* Aim of the task:
Which lines contain the string "kinderen"? Please list every one of them.

* Extracted entries:
━━━━━━━━━━━━━━━━━━━━━━━━━━━━━━

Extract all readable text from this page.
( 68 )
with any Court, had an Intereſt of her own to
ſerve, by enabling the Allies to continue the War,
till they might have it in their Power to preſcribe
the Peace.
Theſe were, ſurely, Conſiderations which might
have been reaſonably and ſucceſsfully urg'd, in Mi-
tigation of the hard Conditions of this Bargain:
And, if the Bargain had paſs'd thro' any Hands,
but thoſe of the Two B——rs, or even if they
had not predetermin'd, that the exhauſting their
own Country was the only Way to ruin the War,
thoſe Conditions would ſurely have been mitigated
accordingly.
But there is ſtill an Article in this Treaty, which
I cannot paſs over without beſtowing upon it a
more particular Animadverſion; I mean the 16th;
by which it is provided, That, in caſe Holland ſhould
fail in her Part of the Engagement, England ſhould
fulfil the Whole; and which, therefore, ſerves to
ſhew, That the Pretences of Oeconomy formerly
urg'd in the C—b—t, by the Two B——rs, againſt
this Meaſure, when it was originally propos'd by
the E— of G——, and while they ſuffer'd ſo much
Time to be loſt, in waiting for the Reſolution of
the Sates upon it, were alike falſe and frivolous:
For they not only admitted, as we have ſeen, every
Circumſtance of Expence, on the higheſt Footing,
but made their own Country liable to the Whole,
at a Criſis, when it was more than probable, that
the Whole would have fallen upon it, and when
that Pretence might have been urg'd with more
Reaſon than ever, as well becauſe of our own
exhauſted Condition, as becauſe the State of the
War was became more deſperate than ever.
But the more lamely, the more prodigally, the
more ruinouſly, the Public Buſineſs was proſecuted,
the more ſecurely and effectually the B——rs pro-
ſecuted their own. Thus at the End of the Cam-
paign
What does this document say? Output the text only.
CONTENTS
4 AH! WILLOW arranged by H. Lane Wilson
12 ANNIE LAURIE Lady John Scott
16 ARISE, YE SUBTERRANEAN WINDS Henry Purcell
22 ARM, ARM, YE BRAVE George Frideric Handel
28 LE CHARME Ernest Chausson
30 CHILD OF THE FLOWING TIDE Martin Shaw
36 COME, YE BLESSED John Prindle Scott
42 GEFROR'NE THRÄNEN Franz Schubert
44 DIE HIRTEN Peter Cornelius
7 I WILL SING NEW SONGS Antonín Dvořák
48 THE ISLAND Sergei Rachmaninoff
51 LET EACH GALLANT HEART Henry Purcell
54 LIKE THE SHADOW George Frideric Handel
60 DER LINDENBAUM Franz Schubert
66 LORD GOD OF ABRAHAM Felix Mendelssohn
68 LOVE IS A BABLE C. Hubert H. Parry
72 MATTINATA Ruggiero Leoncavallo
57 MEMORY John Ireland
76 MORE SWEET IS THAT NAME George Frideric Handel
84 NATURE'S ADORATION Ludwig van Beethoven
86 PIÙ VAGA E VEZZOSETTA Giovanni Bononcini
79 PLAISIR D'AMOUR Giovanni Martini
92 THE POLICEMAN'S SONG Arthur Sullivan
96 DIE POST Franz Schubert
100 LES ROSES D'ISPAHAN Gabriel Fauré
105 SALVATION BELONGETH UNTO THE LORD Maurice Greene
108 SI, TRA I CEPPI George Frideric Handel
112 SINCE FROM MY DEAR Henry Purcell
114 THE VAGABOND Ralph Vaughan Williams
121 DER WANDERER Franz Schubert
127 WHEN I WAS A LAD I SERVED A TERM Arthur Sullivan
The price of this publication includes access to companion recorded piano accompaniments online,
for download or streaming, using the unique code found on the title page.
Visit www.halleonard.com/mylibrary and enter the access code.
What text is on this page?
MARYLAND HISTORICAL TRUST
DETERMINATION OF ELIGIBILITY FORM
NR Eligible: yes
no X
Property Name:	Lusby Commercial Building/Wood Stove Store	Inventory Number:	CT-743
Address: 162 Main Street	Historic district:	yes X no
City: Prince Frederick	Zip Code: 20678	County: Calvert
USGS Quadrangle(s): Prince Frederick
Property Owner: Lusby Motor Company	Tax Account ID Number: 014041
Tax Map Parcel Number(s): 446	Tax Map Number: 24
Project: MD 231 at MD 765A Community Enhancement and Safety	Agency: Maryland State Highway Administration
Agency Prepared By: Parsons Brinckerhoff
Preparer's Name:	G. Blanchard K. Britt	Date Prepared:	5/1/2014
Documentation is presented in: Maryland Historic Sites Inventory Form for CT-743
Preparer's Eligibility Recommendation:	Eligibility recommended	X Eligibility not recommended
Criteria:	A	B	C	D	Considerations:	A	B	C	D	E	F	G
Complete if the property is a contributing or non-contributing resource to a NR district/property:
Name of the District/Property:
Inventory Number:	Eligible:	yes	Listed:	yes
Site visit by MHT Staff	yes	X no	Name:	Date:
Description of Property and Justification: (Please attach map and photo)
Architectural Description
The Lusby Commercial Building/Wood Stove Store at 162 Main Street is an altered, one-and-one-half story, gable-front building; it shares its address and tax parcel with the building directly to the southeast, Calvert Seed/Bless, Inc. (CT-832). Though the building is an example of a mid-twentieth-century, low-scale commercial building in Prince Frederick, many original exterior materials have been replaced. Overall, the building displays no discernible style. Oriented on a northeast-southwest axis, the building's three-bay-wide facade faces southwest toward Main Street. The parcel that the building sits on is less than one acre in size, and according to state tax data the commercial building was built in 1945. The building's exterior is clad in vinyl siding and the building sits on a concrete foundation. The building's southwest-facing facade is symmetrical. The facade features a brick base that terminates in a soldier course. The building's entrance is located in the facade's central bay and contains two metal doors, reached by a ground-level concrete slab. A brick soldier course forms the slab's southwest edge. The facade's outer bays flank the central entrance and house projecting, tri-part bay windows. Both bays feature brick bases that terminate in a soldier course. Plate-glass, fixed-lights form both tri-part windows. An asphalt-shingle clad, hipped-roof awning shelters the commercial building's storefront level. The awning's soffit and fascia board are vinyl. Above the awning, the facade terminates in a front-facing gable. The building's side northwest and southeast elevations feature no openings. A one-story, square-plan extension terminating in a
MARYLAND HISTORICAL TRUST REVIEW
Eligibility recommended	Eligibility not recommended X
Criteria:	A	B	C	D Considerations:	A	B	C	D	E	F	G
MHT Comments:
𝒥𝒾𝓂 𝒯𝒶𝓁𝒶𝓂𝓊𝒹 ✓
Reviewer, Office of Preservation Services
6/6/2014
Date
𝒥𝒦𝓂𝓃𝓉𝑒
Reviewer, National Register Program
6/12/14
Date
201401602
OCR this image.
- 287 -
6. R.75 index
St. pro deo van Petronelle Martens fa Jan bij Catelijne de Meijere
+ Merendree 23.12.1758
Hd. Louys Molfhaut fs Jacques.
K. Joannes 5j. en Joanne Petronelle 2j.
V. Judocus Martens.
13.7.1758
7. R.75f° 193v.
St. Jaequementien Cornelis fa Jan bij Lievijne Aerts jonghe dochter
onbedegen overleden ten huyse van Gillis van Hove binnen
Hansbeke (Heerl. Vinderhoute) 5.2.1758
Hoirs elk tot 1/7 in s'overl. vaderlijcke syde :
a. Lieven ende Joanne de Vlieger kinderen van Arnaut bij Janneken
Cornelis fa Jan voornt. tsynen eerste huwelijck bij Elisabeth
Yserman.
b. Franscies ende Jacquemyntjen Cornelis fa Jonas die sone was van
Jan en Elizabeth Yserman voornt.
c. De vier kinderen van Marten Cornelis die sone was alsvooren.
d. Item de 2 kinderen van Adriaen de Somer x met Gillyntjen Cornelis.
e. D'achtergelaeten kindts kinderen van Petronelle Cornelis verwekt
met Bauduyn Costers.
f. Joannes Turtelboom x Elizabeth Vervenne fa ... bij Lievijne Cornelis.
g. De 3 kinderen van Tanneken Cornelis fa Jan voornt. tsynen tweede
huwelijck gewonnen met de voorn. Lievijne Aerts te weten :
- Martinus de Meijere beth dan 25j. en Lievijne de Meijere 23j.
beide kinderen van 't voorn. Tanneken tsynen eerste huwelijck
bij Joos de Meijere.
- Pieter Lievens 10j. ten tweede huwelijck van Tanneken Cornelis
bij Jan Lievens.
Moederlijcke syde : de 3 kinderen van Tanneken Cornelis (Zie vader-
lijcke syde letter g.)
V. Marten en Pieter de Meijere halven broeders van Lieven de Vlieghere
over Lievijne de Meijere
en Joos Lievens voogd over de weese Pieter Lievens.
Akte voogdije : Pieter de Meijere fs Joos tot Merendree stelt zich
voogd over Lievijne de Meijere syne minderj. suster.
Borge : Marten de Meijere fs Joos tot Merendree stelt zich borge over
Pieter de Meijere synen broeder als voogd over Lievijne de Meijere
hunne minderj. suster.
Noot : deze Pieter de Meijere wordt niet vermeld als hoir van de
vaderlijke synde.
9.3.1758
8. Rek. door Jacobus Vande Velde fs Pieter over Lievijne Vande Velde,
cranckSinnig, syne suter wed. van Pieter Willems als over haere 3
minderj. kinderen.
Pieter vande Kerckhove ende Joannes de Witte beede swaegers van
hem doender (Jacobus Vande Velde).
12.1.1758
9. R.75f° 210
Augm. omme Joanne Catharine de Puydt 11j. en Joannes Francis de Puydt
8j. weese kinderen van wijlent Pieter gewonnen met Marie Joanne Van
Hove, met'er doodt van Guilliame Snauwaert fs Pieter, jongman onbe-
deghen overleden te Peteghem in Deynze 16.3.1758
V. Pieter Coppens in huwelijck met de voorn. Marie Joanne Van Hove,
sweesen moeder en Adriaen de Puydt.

━━━━━━━━━━━━━━━━━━━━━━━━━━━━━━

* Solution for this problem:
a. Lieven ende Joanne de Vlieger kinderen van Arnaut bij Janneken
c. De vier kinderen van Marten Cornelis die sone was alsvooren.
d. Item de 2 kinderen van Adriaen de Somer x met Gillyntjen Cornelis.
e. D'achtergelaeten kindts kinderen van Petronelle Cornelis verwekt
g. De 3 kinderen van Tanneken Cornelis fa Jan voornt. tsynen tweede
beide kinderen van 't voorn. Tanneken tsynen eerste huwelijck
Moederlijcke syde : de 3 kinderen van Tanneken Cornelis (Zie vader-
minderj. kinderen.
8j. weese kinderen van wijlent Pieter gewonnen met Marie Joanne Van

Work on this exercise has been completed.